» Direction
Repeat the listing in full, preserving every character.
[START Given records]
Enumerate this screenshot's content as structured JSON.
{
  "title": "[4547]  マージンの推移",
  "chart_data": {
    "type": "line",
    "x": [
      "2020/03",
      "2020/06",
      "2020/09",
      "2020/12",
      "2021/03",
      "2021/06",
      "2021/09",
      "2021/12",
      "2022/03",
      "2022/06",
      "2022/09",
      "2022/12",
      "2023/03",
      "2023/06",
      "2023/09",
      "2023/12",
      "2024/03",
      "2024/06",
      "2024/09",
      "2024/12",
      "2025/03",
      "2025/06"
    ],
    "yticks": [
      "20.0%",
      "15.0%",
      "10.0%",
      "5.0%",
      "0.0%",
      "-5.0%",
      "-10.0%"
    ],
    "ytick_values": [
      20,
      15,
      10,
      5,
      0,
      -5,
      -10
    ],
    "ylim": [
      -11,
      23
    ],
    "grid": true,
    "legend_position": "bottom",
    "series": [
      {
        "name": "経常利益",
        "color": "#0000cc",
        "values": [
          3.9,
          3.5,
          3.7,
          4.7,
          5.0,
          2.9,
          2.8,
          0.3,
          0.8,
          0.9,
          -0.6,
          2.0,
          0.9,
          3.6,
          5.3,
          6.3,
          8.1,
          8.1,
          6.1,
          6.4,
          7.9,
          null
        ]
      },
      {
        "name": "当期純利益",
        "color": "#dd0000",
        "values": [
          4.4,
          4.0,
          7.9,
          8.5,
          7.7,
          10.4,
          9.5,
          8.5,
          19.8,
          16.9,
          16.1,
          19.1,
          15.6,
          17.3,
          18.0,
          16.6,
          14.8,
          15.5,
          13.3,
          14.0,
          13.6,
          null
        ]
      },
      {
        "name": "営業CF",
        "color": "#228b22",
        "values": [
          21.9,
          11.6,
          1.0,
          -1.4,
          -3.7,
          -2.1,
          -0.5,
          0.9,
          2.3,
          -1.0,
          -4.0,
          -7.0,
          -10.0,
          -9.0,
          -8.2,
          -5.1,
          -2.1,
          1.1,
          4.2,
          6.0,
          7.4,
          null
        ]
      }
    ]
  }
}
[END Given records]
» Answer to the exercise
Enumerate this screenshot's content as structured JSON.
{
  "title": "[4547]  マージンの推移",
  "chart_data": {
    "type": "line",
    "x": [
      "2020/03",
      "2020/06",
      "2020/09",
      "2020/12",
      "2021/03",
      "2021/06",
      "2021/09",
      "2021/12",
      "2022/03",
      "2022/06",
      "2022/09",
      "2022/12",
      "2023/03",
      "2023/06",
      "2023/09",
      "2023/12",
      "2024/03",
      "2024/06",
      "2024/09",
      "2024/12",
      "2025/03",
      "2025/06"
    ],
    "yticks": [
      "20.0%",
      "15.0%",
      "10.0%",
      "5.0%",
      "0.0%",
      "-5.0%",
      "-10.0%"
    ],
    "ytick_values": [
      20,
      15,
      10,
      5,
      0,
      -5,
      -10
    ],
    "ylim": [
      -11,
      23
    ],
    "grid": true,
    "legend_position": "bottom",
    "series": [
      {
        "name": "経常利益",
        "color": "#0000cc",
        "values": [
          3.9,
          3.5,
          3.7,
          4.7,
          5.0,
          2.9,
          2.8,
          0.3,
          0.8,
          0.9,
          -0.6,
          2.0,
          0.9,
          3.6,
          5.3,
          6.3,
          8.1,
          8.1,
          6.1,
          6.4,
          7.9,
          null
        ]
      },
      {
        "name": "当期純利益",
        "color": "#dd0000",
        "values": [
          4.4,
          4.0,
          7.9,
          8.5,
          7.7,
          10.4,
          9.5,
          8.5,
          19.8,
          16.9,
          16.1,
          19.1,
          15.6,
          17.3,
          18.0,
          16.6,
          14.8,
          15.5,
          13.3,
          14.0,
          13.6,
          null
        ]
      },
      {
        "name": "営業CF",
        "color": "#228b22",
        "values": [
          21.9,
          11.6,
          1.0,
          -1.4,
          -3.7,
          -2.1,
          -0.5,
          0.9,
          2.3,
          -1.0,
          -4.0,
          -7.0,
          -10.0,
          -9.0,
          -8.2,
          -5.1,
          -2.1,
          1.1,
          4.2,
          6.0,
          7.4,
          null
        ]
      }
    ]
  }
}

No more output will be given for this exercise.